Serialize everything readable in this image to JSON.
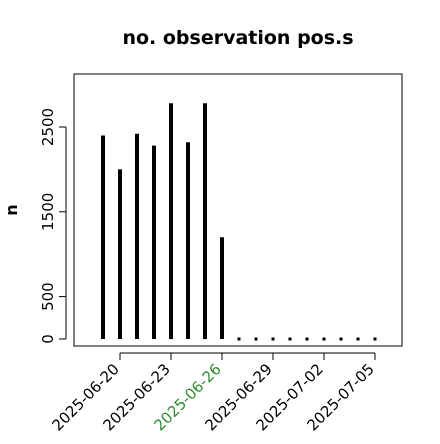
{
  "chart_data": {
    "type": "bar",
    "title": "no. observation pos.s",
    "xlabel": "",
    "ylabel": "n",
    "ylim": [
      0,
      2900
    ],
    "yticks": [
      0,
      500,
      1500,
      2500
    ],
    "grid": false,
    "x_dates": [
      "2025-06-19",
      "2025-06-20",
      "2025-06-21",
      "2025-06-22",
      "2025-06-23",
      "2025-06-24",
      "2025-06-25",
      "2025-06-26",
      "2025-06-27",
      "2025-06-28",
      "2025-06-29",
      "2025-06-30",
      "2025-07-01",
      "2025-07-02",
      "2025-07-03",
      "2025-07-04",
      "2025-07-05"
    ],
    "values": [
      2400,
      2000,
      2420,
      2280,
      2780,
      2320,
      2780,
      1200,
      0,
      0,
      0,
      0,
      0,
      0,
      0,
      0,
      0
    ],
    "xtick_labels": [
      "2025-06-20",
      "2025-06-23",
      "2025-06-26",
      "2025-06-29",
      "2025-07-02",
      "2025-07-05"
    ],
    "highlight_tick": "2025-06-26",
    "colors": {
      "bars": "#000000",
      "axis": "#000000",
      "highlight_tick": "#2e8b2e"
    }
  }
}
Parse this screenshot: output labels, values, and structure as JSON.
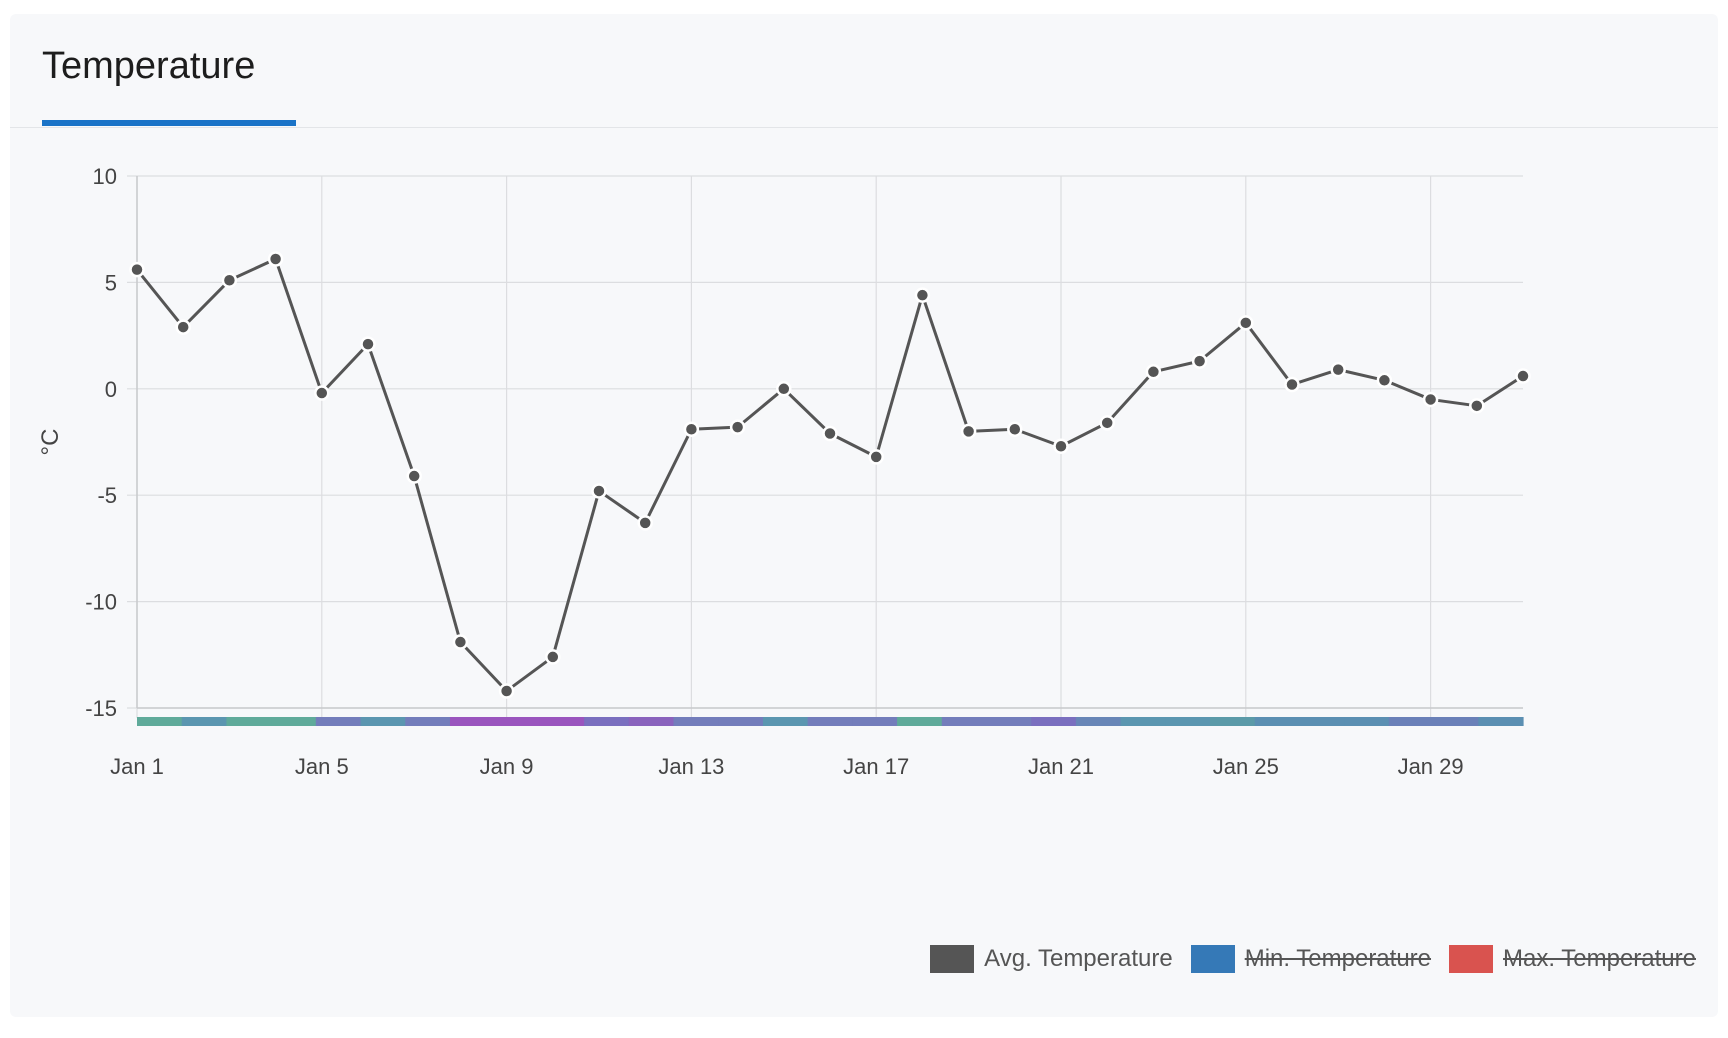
{
  "tab": {
    "label": "Temperature"
  },
  "colors": {
    "avg": "#555555",
    "min": "#3579b7",
    "max": "#d9534f",
    "accent": "#1a73c7",
    "grid": "#dcdde0"
  },
  "legend": [
    {
      "label": "Avg. Temperature",
      "color": "#555555",
      "hidden": false
    },
    {
      "label": "Min. Temperature",
      "color": "#3579b7",
      "hidden": true
    },
    {
      "label": "Max. Temperature",
      "color": "#d9534f",
      "hidden": true
    }
  ],
  "chart_data": {
    "type": "line",
    "ylabel": "°C",
    "ylim": [
      -15,
      10
    ],
    "yticks": [
      10,
      5,
      0,
      -5,
      -10,
      -15
    ],
    "ytick_labels": [
      "10",
      "5",
      "0",
      "-5",
      "-10",
      "-15"
    ],
    "xlim": [
      1,
      31
    ],
    "xticks": [
      1,
      5,
      9,
      13,
      17,
      21,
      25,
      29
    ],
    "xtick_labels": [
      "Jan 1",
      "Jan 5",
      "Jan 9",
      "Jan 13",
      "Jan 17",
      "Jan 21",
      "Jan 25",
      "Jan 29"
    ],
    "grid": true,
    "legend_position": "bottom-right",
    "series": [
      {
        "name": "Avg. Temperature",
        "x": [
          1,
          2,
          3,
          4,
          5,
          6,
          7,
          8,
          9,
          10,
          11,
          12,
          13,
          14,
          15,
          16,
          17,
          18,
          19,
          20,
          21,
          22,
          23,
          24,
          25,
          26,
          27,
          28,
          29,
          30,
          31
        ],
        "values": [
          5.6,
          2.9,
          5.1,
          6.1,
          -0.2,
          2.1,
          -4.1,
          -11.9,
          -14.2,
          -12.6,
          -4.8,
          -6.3,
          -1.9,
          -1.8,
          0.0,
          -2.1,
          -3.2,
          4.4,
          -2.0,
          -1.9,
          -2.7,
          -1.6,
          0.8,
          1.3,
          3.1,
          0.2,
          0.9,
          0.4,
          -0.5,
          -0.8,
          0.6
        ]
      }
    ],
    "color_strip": [
      "#5faa9a",
      "#5b96b0",
      "#5faa9a",
      "#5faa9a",
      "#737dbb",
      "#5b96b0",
      "#737dbb",
      "#9a55be",
      "#9a55be",
      "#9a55be",
      "#7a6fbf",
      "#8a63bd",
      "#737dbb",
      "#737dbb",
      "#5b96b0",
      "#737dbb",
      "#737dbb",
      "#5faa9a",
      "#737dbb",
      "#737dbb",
      "#7a6fbf",
      "#6886b7",
      "#5b96b0",
      "#5b96b0",
      "#5b9aa8",
      "#5b8fb2",
      "#5b8fb2",
      "#5b8fb2",
      "#6a80b8",
      "#6a80b8",
      "#5b8fb2"
    ]
  }
}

......

PROBLEM TO SOLVE: Leave the pictures out and copy the rest of the data exactly.

COMPLETED TASK:
Serialize everything readable in this image to JSON.
{
  "chart_data": {
    "type": "bar",
    "title": "no. observation pos.s",
    "xlabel": "",
    "ylabel": "n",
    "ylim": [
      0,
      2900
    ],
    "yticks": [
      0,
      500,
      1500,
      2500
    ],
    "grid": false,
    "x_dates": [
      "2025-06-19",
      "2025-06-20",
      "2025-06-21",
      "2025-06-22",
      "2025-06-23",
      "2025-06-24",
      "2025-06-25",
      "2025-06-26",
      "2025-06-27",
      "2025-06-28",
      "2025-06-29",
      "2025-06-30",
      "2025-07-01",
      "2025-07-02",
      "2025-07-03",
      "2025-07-04",
      "2025-07-05"
    ],
    "values": [
      2400,
      2000,
      2420,
      2280,
      2780,
      2320,
      2780,
      1200,
      0,
      0,
      0,
      0,
      0,
      0,
      0,
      0,
      0
    ],
    "xtick_labels": [
      "2025-06-20",
      "2025-06-23",
      "2025-06-26",
      "2025-06-29",
      "2025-07-02",
      "2025-07-05"
    ],
    "highlight_tick": "2025-06-26",
    "colors": {
      "bars": "#000000",
      "axis": "#000000",
      "highlight_tick": "#2e8b2e"
    }
  }
}
Parse this screenshot: output labels, values, and structure as JSON.
{
  "tab": {
    "label": "Temperature"
  },
  "colors": {
    "avg": "#555555",
    "min": "#3579b7",
    "max": "#d9534f",
    "accent": "#1a73c7",
    "grid": "#dcdde0"
  },
  "legend": [
    {
      "label": "Avg. Temperature",
      "color": "#555555",
      "hidden": false
    },
    {
      "label": "Min. Temperature",
      "color": "#3579b7",
      "hidden": true
    },
    {
      "label": "Max. Temperature",
      "color": "#d9534f",
      "hidden": true
    }
  ],
  "chart_data": {
    "type": "line",
    "ylabel": "°C",
    "ylim": [
      -15,
      10
    ],
    "yticks": [
      10,
      5,
      0,
      -5,
      -10,
      -15
    ],
    "ytick_labels": [
      "10",
      "5",
      "0",
      "-5",
      "-10",
      "-15"
    ],
    "xlim": [
      1,
      31
    ],
    "xticks": [
      1,
      5,
      9,
      13,
      17,
      21,
      25,
      29
    ],
    "xtick_labels": [
      "Jan 1",
      "Jan 5",
      "Jan 9",
      "Jan 13",
      "Jan 17",
      "Jan 21",
      "Jan 25",
      "Jan 29"
    ],
    "grid": true,
    "legend_position": "bottom-right",
    "series": [
      {
        "name": "Avg. Temperature",
        "x": [
          1,
          2,
          3,
          4,
          5,
          6,
          7,
          8,
          9,
          10,
          11,
          12,
          13,
          14,
          15,
          16,
          17,
          18,
          19,
          20,
          21,
          22,
          23,
          24,
          25,
          26,
          27,
          28,
          29,
          30,
          31
        ],
        "values": [
          5.6,
          2.9,
          5.1,
          6.1,
          -0.2,
          2.1,
          -4.1,
          -11.9,
          -14.2,
          -12.6,
          -4.8,
          -6.3,
          -1.9,
          -1.8,
          0.0,
          -2.1,
          -3.2,
          4.4,
          -2.0,
          -1.9,
          -2.7,
          -1.6,
          0.8,
          1.3,
          3.1,
          0.2,
          0.9,
          0.4,
          -0.5,
          -0.8,
          0.6
        ]
      }
    ],
    "color_strip": [
      "#5faa9a",
      "#5b96b0",
      "#5faa9a",
      "#5faa9a",
      "#737dbb",
      "#5b96b0",
      "#737dbb",
      "#9a55be",
      "#9a55be",
      "#9a55be",
      "#7a6fbf",
      "#8a63bd",
      "#737dbb",
      "#737dbb",
      "#5b96b0",
      "#737dbb",
      "#737dbb",
      "#5faa9a",
      "#737dbb",
      "#737dbb",
      "#7a6fbf",
      "#6886b7",
      "#5b96b0",
      "#5b96b0",
      "#5b9aa8",
      "#5b8fb2",
      "#5b8fb2",
      "#5b8fb2",
      "#6a80b8",
      "#6a80b8",
      "#5b8fb2"
    ]
  }
}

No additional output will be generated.